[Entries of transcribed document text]
------------------------------------------------
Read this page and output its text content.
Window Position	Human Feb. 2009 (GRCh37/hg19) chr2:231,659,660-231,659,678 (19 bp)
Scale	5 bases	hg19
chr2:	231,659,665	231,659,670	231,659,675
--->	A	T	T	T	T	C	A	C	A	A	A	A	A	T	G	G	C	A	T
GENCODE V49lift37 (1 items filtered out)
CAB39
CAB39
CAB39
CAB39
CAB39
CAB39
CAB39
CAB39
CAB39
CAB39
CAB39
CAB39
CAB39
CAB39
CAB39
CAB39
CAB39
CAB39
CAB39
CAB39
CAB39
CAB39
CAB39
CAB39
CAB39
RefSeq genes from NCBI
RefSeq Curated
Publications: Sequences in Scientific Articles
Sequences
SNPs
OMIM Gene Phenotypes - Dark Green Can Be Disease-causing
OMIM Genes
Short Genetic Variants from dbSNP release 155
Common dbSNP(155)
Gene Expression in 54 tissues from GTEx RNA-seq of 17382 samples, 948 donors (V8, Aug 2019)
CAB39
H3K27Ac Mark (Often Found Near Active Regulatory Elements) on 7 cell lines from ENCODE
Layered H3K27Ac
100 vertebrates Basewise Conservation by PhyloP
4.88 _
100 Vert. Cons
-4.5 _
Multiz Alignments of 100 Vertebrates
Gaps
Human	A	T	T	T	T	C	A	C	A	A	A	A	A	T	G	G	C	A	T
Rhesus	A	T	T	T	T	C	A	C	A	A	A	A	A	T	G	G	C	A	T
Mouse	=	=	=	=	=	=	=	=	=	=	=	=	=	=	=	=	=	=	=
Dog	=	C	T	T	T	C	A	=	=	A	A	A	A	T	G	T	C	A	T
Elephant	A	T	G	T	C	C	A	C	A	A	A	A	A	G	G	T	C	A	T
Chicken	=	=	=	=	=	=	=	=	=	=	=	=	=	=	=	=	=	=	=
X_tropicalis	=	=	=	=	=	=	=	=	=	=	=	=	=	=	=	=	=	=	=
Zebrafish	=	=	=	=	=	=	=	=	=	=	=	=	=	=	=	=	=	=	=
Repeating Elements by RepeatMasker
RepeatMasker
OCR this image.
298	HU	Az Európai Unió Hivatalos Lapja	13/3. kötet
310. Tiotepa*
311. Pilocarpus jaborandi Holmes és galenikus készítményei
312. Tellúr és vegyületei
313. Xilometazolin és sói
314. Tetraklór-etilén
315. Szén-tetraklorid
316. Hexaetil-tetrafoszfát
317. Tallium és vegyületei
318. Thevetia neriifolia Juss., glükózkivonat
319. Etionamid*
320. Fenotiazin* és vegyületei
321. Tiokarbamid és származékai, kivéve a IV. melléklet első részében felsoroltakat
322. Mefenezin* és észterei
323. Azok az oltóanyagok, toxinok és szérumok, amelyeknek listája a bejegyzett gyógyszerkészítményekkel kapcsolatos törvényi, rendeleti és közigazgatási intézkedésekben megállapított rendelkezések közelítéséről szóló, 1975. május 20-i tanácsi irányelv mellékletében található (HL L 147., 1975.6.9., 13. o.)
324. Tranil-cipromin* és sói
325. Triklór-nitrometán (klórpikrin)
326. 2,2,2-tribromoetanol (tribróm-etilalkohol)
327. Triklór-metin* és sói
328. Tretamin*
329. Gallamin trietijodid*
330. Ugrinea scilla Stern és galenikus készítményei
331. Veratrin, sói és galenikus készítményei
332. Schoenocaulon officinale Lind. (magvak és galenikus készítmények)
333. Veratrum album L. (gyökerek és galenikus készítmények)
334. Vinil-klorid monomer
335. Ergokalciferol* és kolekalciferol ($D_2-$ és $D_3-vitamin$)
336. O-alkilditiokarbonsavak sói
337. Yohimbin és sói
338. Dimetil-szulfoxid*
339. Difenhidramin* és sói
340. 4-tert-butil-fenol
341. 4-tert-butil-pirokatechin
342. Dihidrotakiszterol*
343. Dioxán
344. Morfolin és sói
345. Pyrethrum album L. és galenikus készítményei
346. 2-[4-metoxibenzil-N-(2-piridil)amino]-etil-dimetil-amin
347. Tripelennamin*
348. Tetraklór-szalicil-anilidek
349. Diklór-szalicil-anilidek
------------------------------------------------
*WHAT TO DO:*
Write out the data again in full. Match it exactly.

*OUTPUT OF THE EXERCISE:*
Read this page and output its text content.
Window Position	Human Feb. 2009 (GRCh37/hg19) chr2:231,659,660-231,659,678 (19 bp)
Scale	5 bases	hg19
chr2:	231,659,665	231,659,670	231,659,675
--->	A	T	T	T	T	C	A	C	A	A	A	A	A	T	G	G	C	A	T
GENCODE V49lift37 (1 items filtered out)
CAB39
CAB39
CAB39
CAB39
CAB39
CAB39
CAB39
CAB39
CAB39
CAB39
CAB39
CAB39
CAB39
CAB39
CAB39
CAB39
CAB39
CAB39
CAB39
CAB39
CAB39
CAB39
CAB39
CAB39
CAB39
RefSeq genes from NCBI
RefSeq Curated
Publications: Sequences in Scientific Articles
Sequences
SNPs
OMIM Gene Phenotypes - Dark Green Can Be Disease-causing
OMIM Genes
Short Genetic Variants from dbSNP release 155
Common dbSNP(155)
Gene Expression in 54 tissues from GTEx RNA-seq of 17382 samples, 948 donors (V8, Aug 2019)
CAB39
H3K27Ac Mark (Often Found Near Active Regulatory Elements) on 7 cell lines from ENCODE
Layered H3K27Ac
100 vertebrates Basewise Conservation by PhyloP
4.88 _
100 Vert. Cons
-4.5 _
Multiz Alignments of 100 Vertebrates
Gaps
Human	A	T	T	T	T	C	A	C	A	A	A	A	A	T	G	G	C	A	T
Rhesus	A	T	T	T	T	C	A	C	A	A	A	A	A	T	G	G	C	A	T
Mouse	=	=	=	=	=	=	=	=	=	=	=	=	=	=	=	=	=	=	=
Dog	=	C	T	T	T	C	A	=	=	A	A	A	A	T	G	T	C	A	T
Elephant	A	T	G	T	C	C	A	C	A	A	A	A	A	G	G	T	C	A	T
Chicken	=	=	=	=	=	=	=	=	=	=	=	=	=	=	=	=	=	=	=
X_tropicalis	=	=	=	=	=	=	=	=	=	=	=	=	=	=	=	=	=	=	=
Zebrafish	=	=	=	=	=	=	=	=	=	=	=	=	=	=	=	=	=	=	=
Repeating Elements by RepeatMasker
RepeatMasker
OCR this image.
298	HU	Az Európai Unió Hivatalos Lapja	13/3. kötet
310. Tiotepa*
311. Pilocarpus jaborandi Holmes és galenikus készítményei
312. Tellúr és vegyületei
313. Xilometazolin és sói
314. Tetraklór-etilén
315. Szén-tetraklorid
316. Hexaetil-tetrafoszfát
317. Tallium és vegyületei
318. Thevetia neriifolia Juss., glükózkivonat
319. Etionamid*
320. Fenotiazin* és vegyületei
321. Tiokarbamid és származékai, kivéve a IV. melléklet első részében felsoroltakat
322. Mefenezin* és észterei
323. Azok az oltóanyagok, toxinok és szérumok, amelyeknek listája a bejegyzett gyógyszerkészítményekkel kapcsolatos törvényi, rendeleti és közigazgatási intézkedésekben megállapított rendelkezések közelítéséről szóló, 1975. május 20-i tanácsi irányelv mellékletében található (HL L 147., 1975.6.9., 13. o.)
324. Tranil-cipromin* és sói
325. Triklór-nitrometán (klórpikrin)
326. 2,2,2-tribromoetanol (tribróm-etilalkohol)
327. Triklór-metin* és sói
328. Tretamin*
329. Gallamin trietijodid*
330. Ugrinea scilla Stern és galenikus készítményei
331. Veratrin, sói és galenikus készítményei
332. Schoenocaulon officinale Lind. (magvak és galenikus készítmények)
333. Veratrum album L. (gyökerek és galenikus készítmények)
334. Vinil-klorid monomer
335. Ergokalciferol* és kolekalciferol ($D_2-$ és $D_3-vitamin$)
336. O-alkilditiokarbonsavak sói
337. Yohimbin és sói
338. Dimetil-szulfoxid*
339. Difenhidramin* és sói
340. 4-tert-butil-fenol
341. 4-tert-butil-pirokatechin
342. Dihidrotakiszterol*
343. Dioxán
344. Morfolin és sói
345. Pyrethrum album L. és galenikus készítményei
346. 2-[4-metoxibenzil-N-(2-piridil)amino]-etil-dimetil-amin
347. Tripelennamin*
348. Tetraklór-szalicil-anilidek
349. Diklór-szalicil-anilidek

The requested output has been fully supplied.